#### Items:
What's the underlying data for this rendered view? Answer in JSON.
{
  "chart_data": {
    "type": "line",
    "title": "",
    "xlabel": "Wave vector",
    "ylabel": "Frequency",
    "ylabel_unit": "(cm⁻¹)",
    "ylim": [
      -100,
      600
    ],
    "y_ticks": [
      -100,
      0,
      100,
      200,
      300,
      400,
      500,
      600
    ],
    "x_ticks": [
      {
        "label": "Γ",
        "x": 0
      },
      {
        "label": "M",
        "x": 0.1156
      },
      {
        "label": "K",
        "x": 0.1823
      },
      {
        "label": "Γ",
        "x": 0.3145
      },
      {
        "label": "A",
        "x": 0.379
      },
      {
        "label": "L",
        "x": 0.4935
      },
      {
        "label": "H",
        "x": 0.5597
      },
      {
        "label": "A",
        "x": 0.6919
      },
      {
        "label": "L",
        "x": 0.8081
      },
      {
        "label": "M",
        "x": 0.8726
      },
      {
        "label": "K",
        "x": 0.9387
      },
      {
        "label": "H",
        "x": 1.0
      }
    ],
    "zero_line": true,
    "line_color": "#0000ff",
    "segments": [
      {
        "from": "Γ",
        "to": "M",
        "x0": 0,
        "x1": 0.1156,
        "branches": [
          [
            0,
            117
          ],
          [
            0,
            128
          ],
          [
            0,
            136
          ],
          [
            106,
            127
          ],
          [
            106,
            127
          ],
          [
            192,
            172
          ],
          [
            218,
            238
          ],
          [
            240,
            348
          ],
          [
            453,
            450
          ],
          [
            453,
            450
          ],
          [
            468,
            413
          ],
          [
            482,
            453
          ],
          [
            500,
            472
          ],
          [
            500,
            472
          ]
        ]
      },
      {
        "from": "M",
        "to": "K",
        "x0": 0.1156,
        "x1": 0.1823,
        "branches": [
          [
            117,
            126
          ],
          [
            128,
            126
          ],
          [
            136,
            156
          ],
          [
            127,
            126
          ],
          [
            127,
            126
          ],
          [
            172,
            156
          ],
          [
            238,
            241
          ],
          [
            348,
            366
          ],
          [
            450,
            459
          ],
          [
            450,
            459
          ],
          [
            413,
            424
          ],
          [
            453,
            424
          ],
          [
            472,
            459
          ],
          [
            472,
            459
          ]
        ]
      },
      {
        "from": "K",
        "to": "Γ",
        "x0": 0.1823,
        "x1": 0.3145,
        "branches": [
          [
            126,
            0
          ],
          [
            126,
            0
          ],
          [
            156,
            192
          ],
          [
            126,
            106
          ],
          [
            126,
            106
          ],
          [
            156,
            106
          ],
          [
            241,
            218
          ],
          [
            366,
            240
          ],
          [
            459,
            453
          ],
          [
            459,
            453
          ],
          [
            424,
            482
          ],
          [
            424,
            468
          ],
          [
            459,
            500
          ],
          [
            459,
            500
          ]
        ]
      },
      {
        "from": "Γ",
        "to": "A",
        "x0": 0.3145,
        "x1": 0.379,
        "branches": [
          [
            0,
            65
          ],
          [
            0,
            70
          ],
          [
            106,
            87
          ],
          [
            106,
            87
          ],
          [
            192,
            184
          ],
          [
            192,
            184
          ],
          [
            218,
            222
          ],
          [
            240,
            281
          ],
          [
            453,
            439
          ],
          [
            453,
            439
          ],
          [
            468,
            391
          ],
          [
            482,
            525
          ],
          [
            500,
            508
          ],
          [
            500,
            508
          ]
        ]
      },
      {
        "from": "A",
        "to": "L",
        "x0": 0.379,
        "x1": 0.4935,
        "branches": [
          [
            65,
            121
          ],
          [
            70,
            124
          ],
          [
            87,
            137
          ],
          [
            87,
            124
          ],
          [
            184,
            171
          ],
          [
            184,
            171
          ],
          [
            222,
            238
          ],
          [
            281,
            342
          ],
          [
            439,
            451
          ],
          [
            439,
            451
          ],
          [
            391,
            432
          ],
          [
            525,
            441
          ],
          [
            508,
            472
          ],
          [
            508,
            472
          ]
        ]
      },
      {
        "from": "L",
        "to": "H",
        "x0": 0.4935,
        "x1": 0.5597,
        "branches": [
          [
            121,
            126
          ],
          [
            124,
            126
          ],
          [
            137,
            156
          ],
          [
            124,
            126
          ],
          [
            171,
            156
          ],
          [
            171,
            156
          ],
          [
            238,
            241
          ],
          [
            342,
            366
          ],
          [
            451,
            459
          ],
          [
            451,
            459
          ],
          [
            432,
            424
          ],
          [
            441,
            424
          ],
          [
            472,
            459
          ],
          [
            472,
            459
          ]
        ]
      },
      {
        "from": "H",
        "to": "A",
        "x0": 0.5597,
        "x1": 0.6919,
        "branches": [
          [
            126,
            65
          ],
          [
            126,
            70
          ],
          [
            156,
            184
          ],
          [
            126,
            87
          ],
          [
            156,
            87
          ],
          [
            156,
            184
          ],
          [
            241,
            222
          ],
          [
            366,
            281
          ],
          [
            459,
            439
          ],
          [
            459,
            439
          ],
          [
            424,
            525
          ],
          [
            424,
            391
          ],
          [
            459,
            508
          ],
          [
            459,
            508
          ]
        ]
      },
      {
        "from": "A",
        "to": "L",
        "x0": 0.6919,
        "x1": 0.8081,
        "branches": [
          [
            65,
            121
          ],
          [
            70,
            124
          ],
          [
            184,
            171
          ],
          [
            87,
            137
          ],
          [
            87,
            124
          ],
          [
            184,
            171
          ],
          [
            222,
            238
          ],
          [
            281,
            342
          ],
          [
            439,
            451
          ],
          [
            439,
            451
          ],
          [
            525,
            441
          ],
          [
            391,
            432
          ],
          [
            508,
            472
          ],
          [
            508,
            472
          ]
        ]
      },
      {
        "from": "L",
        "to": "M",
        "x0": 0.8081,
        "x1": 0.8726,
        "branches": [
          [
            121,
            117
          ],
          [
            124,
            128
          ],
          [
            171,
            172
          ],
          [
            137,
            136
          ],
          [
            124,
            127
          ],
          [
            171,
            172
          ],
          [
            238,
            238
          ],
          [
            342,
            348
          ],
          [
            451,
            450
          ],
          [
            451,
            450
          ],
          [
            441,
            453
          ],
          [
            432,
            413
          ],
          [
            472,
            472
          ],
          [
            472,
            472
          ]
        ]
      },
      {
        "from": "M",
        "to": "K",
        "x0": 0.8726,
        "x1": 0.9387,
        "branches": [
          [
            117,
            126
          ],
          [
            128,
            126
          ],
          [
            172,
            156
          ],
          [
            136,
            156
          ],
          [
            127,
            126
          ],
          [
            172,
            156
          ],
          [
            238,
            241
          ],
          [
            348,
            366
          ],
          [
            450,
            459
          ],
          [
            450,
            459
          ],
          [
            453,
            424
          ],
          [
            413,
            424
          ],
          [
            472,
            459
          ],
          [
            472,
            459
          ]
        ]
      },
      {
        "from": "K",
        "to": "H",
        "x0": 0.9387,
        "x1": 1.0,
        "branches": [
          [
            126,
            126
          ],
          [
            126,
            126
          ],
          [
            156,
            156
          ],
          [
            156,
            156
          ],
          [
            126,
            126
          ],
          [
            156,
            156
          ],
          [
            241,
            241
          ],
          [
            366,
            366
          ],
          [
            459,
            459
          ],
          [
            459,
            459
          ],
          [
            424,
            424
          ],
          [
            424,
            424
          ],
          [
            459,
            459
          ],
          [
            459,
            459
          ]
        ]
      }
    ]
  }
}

#### Exercise description:
Copy all the records above precisely.

#### Correct output:
What's the underlying data for this rendered view? Answer in JSON.
{
  "chart_data": {
    "type": "line",
    "title": "",
    "xlabel": "Wave vector",
    "ylabel": "Frequency",
    "ylabel_unit": "(cm⁻¹)",
    "ylim": [
      -100,
      600
    ],
    "y_ticks": [
      -100,
      0,
      100,
      200,
      300,
      400,
      500,
      600
    ],
    "x_ticks": [
      {
        "label": "Γ",
        "x": 0
      },
      {
        "label": "M",
        "x": 0.1156
      },
      {
        "label": "K",
        "x": 0.1823
      },
      {
        "label": "Γ",
        "x": 0.3145
      },
      {
        "label": "A",
        "x": 0.379
      },
      {
        "label": "L",
        "x": 0.4935
      },
      {
        "label": "H",
        "x": 0.5597
      },
      {
        "label": "A",
        "x": 0.6919
      },
      {
        "label": "L",
        "x": 0.8081
      },
      {
        "label": "M",
        "x": 0.8726
      },
      {
        "label": "K",
        "x": 0.9387
      },
      {
        "label": "H",
        "x": 1.0
      }
    ],
    "zero_line": true,
    "line_color": "#0000ff",
    "segments": [
      {
        "from": "Γ",
        "to": "M",
        "x0": 0,
        "x1": 0.1156,
        "branches": [
          [
            0,
            117
          ],
          [
            0,
            128
          ],
          [
            0,
            136
          ],
          [
            106,
            127
          ],
          [
            106,
            127
          ],
          [
            192,
            172
          ],
          [
            218,
            238
          ],
          [
            240,
            348
          ],
          [
            453,
            450
          ],
          [
            453,
            450
          ],
          [
            468,
            413
          ],
          [
            482,
            453
          ],
          [
            500,
            472
          ],
          [
            500,
            472
          ]
        ]
      },
      {
        "from": "M",
        "to": "K",
        "x0": 0.1156,
        "x1": 0.1823,
        "branches": [
          [
            117,
            126
          ],
          [
            128,
            126
          ],
          [
            136,
            156
          ],
          [
            127,
            126
          ],
          [
            127,
            126
          ],
          [
            172,
            156
          ],
          [
            238,
            241
          ],
          [
            348,
            366
          ],
          [
            450,
            459
          ],
          [
            450,
            459
          ],
          [
            413,
            424
          ],
          [
            453,
            424
          ],
          [
            472,
            459
          ],
          [
            472,
            459
          ]
        ]
      },
      {
        "from": "K",
        "to": "Γ",
        "x0": 0.1823,
        "x1": 0.3145,
        "branches": [
          [
            126,
            0
          ],
          [
            126,
            0
          ],
          [
            156,
            192
          ],
          [
            126,
            106
          ],
          [
            126,
            106
          ],
          [
            156,
            106
          ],
          [
            241,
            218
          ],
          [
            366,
            240
          ],
          [
            459,
            453
          ],
          [
            459,
            453
          ],
          [
            424,
            482
          ],
          [
            424,
            468
          ],
          [
            459,
            500
          ],
          [
            459,
            500
          ]
        ]
      },
      {
        "from": "Γ",
        "to": "A",
        "x0": 0.3145,
        "x1": 0.379,
        "branches": [
          [
            0,
            65
          ],
          [
            0,
            70
          ],
          [
            106,
            87
          ],
          [
            106,
            87
          ],
          [
            192,
            184
          ],
          [
            192,
            184
          ],
          [
            218,
            222
          ],
          [
            240,
            281
          ],
          [
            453,
            439
          ],
          [
            453,
            439
          ],
          [
            468,
            391
          ],
          [
            482,
            525
          ],
          [
            500,
            508
          ],
          [
            500,
            508
          ]
        ]
      },
      {
        "from": "A",
        "to": "L",
        "x0": 0.379,
        "x1": 0.4935,
        "branches": [
          [
            65,
            121
          ],
          [
            70,
            124
          ],
          [
            87,
            137
          ],
          [
            87,
            124
          ],
          [
            184,
            171
          ],
          [
            184,
            171
          ],
          [
            222,
            238
          ],
          [
            281,
            342
          ],
          [
            439,
            451
          ],
          [
            439,
            451
          ],
          [
            391,
            432
          ],
          [
            525,
            441
          ],
          [
            508,
            472
          ],
          [
            508,
            472
          ]
        ]
      },
      {
        "from": "L",
        "to": "H",
        "x0": 0.4935,
        "x1": 0.5597,
        "branches": [
          [
            121,
            126
          ],
          [
            124,
            126
          ],
          [
            137,
            156
          ],
          [
            124,
            126
          ],
          [
            171,
            156
          ],
          [
            171,
            156
          ],
          [
            238,
            241
          ],
          [
            342,
            366
          ],
          [
            451,
            459
          ],
          [
            451,
            459
          ],
          [
            432,
            424
          ],
          [
            441,
            424
          ],
          [
            472,
            459
          ],
          [
            472,
            459
          ]
        ]
      },
      {
        "from": "H",
        "to": "A",
        "x0": 0.5597,
        "x1": 0.6919,
        "branches": [
          [
            126,
            65
          ],
          [
            126,
            70
          ],
          [
            156,
            184
          ],
          [
            126,
            87
          ],
          [
            156,
            87
          ],
          [
            156,
            184
          ],
          [
            241,
            222
          ],
          [
            366,
            281
          ],
          [
            459,
            439
          ],
          [
            459,
            439
          ],
          [
            424,
            525
          ],
          [
            424,
            391
          ],
          [
            459,
            508
          ],
          [
            459,
            508
          ]
        ]
      },
      {
        "from": "A",
        "to": "L",
        "x0": 0.6919,
        "x1": 0.8081,
        "branches": [
          [
            65,
            121
          ],
          [
            70,
            124
          ],
          [
            184,
            171
          ],
          [
            87,
            137
          ],
          [
            87,
            124
          ],
          [
            184,
            171
          ],
          [
            222,
            238
          ],
          [
            281,
            342
          ],
          [
            439,
            451
          ],
          [
            439,
            451
          ],
          [
            525,
            441
          ],
          [
            391,
            432
          ],
          [
            508,
            472
          ],
          [
            508,
            472
          ]
        ]
      },
      {
        "from": "L",
        "to": "M",
        "x0": 0.8081,
        "x1": 0.8726,
        "branches": [
          [
            121,
            117
          ],
          [
            124,
            128
          ],
          [
            171,
            172
          ],
          [
            137,
            136
          ],
          [
            124,
            127
          ],
          [
            171,
            172
          ],
          [
            238,
            238
          ],
          [
            342,
            348
          ],
          [
            451,
            450
          ],
          [
            451,
            450
          ],
          [
            441,
            453
          ],
          [
            432,
            413
          ],
          [
            472,
            472
          ],
          [
            472,
            472
          ]
        ]
      },
      {
        "from": "M",
        "to": "K",
        "x0": 0.8726,
        "x1": 0.9387,
        "branches": [
          [
            117,
            126
          ],
          [
            128,
            126
          ],
          [
            172,
            156
          ],
          [
            136,
            156
          ],
          [
            127,
            126
          ],
          [
            172,
            156
          ],
          [
            238,
            241
          ],
          [
            348,
            366
          ],
          [
            450,
            459
          ],
          [
            450,
            459
          ],
          [
            453,
            424
          ],
          [
            413,
            424
          ],
          [
            472,
            459
          ],
          [
            472,
            459
          ]
        ]
      },
      {
        "from": "K",
        "to": "H",
        "x0": 0.9387,
        "x1": 1.0,
        "branches": [
          [
            126,
            126
          ],
          [
            126,
            126
          ],
          [
            156,
            156
          ],
          [
            156,
            156
          ],
          [
            126,
            126
          ],
          [
            156,
            156
          ],
          [
            241,
            241
          ],
          [
            366,
            366
          ],
          [
            459,
            459
          ],
          [
            459,
            459
          ],
          [
            424,
            424
          ],
          [
            424,
            424
          ],
          [
            459,
            459
          ],
          [
            459,
            459
          ]
        ]
      }
    ]
  }
}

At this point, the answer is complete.